## Text provided:
-=-=-

Renaissance QuarterlySummer, 1998   by Andrew Fleck

The reevaluation of Milton's work in light of current scholarship concerned with colonial expansion has only belatedly begun, but conflicting views are already developing. The "orthodox" position argues that Milton opposed the project of empire, while an apparently small minority of scholars has begun to point to those places in his poetry and prose where Milton approves of or advocates an expansionist English empire. J. Martin Evans enters the fray from a third and, I believe, more profitable and interesting direction by recognizing that Milton does not display a consistently pro- or anti-imperialist attitude. Instead, Evans examines the colonial discourses that circulated around and through Paradise Lost as Milton wrote it. In each chapter of his study, Evans focuses on the competing attitudes about a particular aspect of European colonization.

-=-=-

## Provided records:
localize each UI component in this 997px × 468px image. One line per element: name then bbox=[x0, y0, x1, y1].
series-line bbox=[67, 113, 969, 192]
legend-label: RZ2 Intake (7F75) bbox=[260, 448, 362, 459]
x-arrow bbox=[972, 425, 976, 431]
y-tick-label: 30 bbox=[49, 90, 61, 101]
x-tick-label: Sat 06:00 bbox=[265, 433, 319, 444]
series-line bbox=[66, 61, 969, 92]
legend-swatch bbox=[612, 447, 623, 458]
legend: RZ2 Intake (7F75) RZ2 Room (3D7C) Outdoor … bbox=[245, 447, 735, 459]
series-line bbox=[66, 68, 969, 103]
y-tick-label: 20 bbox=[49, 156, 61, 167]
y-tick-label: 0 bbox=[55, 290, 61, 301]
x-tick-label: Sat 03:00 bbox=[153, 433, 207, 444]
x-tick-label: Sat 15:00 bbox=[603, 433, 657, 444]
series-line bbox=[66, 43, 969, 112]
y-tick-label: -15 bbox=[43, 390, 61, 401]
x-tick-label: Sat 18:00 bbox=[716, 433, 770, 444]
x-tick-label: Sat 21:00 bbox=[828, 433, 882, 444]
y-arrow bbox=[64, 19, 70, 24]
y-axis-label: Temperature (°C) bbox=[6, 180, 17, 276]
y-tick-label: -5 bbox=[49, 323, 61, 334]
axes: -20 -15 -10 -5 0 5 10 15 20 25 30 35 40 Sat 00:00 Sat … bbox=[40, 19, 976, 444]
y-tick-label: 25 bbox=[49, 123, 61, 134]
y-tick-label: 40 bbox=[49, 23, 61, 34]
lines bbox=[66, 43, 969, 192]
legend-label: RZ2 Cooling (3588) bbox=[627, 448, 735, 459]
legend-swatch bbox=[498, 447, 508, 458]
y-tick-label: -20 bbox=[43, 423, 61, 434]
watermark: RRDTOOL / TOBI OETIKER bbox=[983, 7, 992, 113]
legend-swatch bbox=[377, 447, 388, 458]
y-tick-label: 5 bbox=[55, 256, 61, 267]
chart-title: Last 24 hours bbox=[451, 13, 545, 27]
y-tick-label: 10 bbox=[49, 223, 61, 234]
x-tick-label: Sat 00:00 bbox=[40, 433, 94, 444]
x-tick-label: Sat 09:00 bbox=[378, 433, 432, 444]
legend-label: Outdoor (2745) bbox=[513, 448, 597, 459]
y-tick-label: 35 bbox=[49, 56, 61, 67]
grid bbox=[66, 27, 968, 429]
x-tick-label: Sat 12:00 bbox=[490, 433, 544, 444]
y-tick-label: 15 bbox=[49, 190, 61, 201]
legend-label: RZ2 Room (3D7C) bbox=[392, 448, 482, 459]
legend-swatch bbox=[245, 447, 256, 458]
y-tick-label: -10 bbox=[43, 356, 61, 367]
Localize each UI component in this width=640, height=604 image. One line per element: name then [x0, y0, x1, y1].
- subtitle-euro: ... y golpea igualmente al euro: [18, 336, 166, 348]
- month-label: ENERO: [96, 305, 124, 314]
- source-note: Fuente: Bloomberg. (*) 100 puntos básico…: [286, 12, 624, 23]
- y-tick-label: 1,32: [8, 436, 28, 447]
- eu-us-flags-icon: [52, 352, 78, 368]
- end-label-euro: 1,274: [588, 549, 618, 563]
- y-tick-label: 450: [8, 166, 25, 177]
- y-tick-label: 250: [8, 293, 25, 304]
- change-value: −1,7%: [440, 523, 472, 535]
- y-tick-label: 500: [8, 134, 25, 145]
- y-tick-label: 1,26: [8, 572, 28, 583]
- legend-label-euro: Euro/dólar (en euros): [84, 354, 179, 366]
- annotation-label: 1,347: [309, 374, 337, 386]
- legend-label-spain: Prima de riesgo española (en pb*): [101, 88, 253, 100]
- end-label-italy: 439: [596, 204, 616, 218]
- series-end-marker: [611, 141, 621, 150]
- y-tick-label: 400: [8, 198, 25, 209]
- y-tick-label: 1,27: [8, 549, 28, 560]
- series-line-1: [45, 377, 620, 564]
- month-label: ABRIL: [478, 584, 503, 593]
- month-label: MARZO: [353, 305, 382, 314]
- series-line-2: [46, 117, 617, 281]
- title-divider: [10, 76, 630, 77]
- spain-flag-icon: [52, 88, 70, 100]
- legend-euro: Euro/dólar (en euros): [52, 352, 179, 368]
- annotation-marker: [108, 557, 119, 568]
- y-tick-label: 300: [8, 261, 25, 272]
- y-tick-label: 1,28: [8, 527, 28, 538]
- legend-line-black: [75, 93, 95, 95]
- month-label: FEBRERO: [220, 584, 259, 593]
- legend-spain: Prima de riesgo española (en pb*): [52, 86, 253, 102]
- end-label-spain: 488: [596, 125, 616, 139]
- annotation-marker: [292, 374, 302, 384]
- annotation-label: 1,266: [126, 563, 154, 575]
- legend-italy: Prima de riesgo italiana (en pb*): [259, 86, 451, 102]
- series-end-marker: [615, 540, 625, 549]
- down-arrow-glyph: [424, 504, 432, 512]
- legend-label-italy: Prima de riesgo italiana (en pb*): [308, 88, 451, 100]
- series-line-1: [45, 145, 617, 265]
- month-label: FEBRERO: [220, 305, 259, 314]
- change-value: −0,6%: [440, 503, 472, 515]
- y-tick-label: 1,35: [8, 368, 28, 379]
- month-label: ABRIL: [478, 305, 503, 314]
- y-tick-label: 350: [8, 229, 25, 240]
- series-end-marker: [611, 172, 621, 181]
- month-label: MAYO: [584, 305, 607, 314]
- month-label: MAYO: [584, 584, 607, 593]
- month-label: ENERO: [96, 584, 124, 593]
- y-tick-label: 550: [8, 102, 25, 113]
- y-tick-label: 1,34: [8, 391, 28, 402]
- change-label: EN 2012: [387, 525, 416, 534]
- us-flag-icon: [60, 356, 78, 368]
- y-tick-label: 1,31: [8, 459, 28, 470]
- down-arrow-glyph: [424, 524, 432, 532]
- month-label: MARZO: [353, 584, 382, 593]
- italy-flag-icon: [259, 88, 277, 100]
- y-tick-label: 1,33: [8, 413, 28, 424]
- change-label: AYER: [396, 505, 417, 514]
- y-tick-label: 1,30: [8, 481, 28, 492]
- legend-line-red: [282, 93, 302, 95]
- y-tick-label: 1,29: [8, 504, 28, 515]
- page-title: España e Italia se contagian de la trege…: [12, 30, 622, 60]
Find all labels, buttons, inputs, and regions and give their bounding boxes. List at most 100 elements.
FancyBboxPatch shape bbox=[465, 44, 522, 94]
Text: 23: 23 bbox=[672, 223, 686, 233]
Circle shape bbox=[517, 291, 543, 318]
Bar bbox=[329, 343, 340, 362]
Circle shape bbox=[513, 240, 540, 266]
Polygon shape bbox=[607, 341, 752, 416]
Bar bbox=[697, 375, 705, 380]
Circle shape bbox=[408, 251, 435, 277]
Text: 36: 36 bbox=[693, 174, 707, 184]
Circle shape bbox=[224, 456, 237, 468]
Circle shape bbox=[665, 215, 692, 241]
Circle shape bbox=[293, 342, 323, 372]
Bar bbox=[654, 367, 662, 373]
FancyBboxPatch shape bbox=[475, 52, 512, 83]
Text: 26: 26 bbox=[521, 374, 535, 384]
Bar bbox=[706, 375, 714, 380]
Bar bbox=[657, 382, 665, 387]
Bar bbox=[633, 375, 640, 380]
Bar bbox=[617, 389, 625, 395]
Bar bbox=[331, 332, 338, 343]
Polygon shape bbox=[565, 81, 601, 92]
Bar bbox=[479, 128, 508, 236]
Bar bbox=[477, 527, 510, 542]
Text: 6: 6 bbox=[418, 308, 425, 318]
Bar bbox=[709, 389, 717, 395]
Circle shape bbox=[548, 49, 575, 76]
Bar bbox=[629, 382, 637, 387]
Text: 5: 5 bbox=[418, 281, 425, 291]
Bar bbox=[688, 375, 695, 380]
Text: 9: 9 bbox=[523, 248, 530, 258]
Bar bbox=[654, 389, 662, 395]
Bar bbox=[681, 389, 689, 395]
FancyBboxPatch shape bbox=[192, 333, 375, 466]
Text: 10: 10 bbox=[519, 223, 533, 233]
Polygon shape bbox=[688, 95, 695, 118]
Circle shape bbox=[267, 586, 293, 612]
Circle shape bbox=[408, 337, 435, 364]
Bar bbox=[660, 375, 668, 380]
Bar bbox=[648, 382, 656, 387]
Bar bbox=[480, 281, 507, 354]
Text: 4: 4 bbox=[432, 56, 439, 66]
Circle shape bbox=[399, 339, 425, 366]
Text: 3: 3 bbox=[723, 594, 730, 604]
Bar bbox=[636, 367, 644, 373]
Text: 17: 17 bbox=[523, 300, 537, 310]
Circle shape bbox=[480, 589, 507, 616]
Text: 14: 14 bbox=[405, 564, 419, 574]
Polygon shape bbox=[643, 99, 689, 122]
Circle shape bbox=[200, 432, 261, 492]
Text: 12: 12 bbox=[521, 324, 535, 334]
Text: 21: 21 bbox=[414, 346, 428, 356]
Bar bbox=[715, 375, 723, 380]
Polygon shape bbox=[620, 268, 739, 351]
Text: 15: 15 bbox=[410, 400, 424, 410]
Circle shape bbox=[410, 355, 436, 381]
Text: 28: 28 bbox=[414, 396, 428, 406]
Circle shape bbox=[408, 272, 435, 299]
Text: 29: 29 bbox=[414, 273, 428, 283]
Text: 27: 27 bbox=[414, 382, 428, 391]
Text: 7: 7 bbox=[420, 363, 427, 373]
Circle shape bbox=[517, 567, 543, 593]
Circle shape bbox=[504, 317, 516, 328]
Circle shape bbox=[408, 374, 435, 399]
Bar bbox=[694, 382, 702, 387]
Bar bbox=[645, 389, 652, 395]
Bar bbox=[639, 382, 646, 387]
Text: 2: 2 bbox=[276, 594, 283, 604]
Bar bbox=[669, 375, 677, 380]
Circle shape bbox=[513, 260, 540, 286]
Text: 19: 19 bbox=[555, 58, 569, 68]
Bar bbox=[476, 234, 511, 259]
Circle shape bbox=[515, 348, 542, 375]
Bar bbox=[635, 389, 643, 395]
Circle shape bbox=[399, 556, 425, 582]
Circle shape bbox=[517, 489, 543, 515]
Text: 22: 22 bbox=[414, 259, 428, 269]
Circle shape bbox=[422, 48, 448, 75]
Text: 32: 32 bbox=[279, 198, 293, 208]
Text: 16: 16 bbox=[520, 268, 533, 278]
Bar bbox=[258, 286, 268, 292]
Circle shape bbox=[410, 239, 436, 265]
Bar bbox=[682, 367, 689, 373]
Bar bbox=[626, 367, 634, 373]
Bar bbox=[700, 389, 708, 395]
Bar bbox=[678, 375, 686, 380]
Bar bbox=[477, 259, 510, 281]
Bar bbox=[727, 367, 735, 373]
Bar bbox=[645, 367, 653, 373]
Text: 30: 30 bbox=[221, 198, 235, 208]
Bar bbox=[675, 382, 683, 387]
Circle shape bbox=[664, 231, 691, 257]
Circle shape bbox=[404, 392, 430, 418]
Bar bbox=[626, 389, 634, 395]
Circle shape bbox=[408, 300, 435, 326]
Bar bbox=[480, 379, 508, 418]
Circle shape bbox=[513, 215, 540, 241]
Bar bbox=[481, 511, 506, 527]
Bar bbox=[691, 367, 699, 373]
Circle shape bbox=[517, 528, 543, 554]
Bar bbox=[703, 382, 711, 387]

-=-=-

## Problem A:
In the Milton review, what does the "orthodox" position argue?
## Problem B:
Name every person mentioned by name in the Milton review.
## Problem C:
Carry the Milton review forward from the point where it stops.

## Output A:
It argues that Milton opposed the project of empire.

## Output B:
Andrew Fleck, Milton, J. Martin Evans

## Output C:
Evans begins by exploring the European justifications for colonization and the general attitudes of those in the Old World toward those in the New. He points to several mid-century tracts which reveal English anxieties in comparing their efforts to those of the Spanish, who appeared to be more successful in converting the natives of America to Christianity than the English had been at first. Evans then discusses the various biblical justifications the English employed in their search for an alternative to the Spanish rationale for appropriating the lands of the Americans. He concludes that there were at least four competing discourses at work as Milton wrote his epic: Spain's pro-imperial justification and its critique by Spaniards like Las Casas (whose Brevissima relacion was translated by Milton's nephew in 1656, under the title Tears of the Indians), and the pro-imperial stance of some Englishmen which faced internal criticism on several fronts.

In each of the next three chapters, "The Colony," "The Colonists," and "The Colonized," Evans sets up the discursive context, then applies it to the point under consideration. True to his thesis that Milton does not display a coherent, unified colonial vision in Paradise Lost, Evans shows that at various points in the poem, depending on context and perspective, the characters appear in the roles of both colonizer and colonized. For example, Satan seems analogous to a Spanish conquistador when he sets out to displace Adam and Eve from their native habitat, while in other parts of the poem he appears as a native, whose rebellion costs him his home, just as native revolts in Virginia had served to justify the seizure of American lands and the continuation of English expansion in the New World.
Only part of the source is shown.